→ Data rows

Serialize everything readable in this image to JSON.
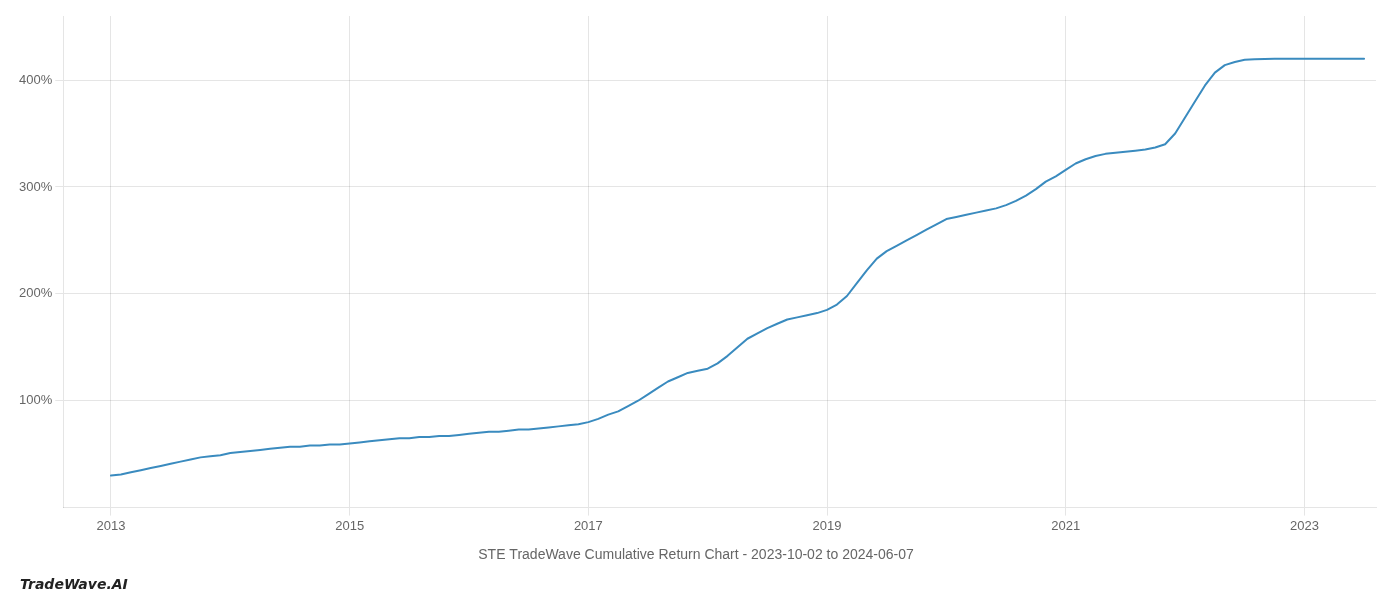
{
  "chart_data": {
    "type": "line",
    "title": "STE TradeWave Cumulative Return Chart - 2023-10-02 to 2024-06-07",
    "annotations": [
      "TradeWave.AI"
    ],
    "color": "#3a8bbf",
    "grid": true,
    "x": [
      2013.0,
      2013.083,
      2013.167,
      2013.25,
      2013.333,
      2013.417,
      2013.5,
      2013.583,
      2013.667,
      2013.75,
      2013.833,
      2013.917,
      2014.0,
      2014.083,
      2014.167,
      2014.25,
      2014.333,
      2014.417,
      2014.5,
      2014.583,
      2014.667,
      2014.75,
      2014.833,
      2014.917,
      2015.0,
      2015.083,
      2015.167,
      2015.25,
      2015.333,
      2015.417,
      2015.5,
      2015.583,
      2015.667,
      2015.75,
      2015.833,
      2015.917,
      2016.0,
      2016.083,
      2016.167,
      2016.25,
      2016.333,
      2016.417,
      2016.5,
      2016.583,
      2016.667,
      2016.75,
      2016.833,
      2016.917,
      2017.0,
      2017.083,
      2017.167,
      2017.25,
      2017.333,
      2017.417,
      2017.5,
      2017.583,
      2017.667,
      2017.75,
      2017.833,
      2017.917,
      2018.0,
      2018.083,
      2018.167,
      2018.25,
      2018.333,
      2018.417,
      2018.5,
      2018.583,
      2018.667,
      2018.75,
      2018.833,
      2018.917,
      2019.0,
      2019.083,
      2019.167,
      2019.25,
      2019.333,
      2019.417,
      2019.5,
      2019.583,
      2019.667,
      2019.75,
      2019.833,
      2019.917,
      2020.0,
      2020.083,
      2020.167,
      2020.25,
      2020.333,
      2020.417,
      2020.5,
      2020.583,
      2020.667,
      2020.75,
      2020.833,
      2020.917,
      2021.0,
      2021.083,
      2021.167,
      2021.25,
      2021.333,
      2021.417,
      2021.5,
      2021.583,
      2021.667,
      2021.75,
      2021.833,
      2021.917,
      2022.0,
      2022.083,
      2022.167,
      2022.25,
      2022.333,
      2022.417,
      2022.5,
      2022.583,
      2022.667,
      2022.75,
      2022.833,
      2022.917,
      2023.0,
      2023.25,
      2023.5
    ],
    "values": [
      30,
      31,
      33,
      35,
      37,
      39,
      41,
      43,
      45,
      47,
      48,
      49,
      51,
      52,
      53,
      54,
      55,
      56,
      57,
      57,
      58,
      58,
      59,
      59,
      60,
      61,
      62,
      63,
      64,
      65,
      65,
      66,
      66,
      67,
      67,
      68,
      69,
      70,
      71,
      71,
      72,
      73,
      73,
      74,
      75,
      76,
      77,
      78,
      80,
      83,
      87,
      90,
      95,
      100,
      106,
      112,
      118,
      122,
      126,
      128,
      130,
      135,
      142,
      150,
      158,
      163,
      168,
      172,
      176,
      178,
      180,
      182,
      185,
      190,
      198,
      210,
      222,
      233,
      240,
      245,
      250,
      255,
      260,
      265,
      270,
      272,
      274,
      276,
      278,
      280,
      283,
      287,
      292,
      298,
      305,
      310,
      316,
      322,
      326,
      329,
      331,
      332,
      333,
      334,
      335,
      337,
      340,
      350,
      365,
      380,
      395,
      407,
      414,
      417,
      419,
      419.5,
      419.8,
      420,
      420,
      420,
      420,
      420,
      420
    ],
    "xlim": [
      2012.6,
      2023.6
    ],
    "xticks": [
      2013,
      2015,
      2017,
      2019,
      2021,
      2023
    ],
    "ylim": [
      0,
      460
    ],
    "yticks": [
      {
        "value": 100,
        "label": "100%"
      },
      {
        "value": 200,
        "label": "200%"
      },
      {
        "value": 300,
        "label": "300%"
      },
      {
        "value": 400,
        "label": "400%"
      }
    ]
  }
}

→ Aim
Report all lines of the material that contain the word "TradeWave".

→ Exercise output
    "title": "STE TradeWave Cumulative Return Chart - 2023-10-02 to 2024-06-07",
      "TradeWave.AI"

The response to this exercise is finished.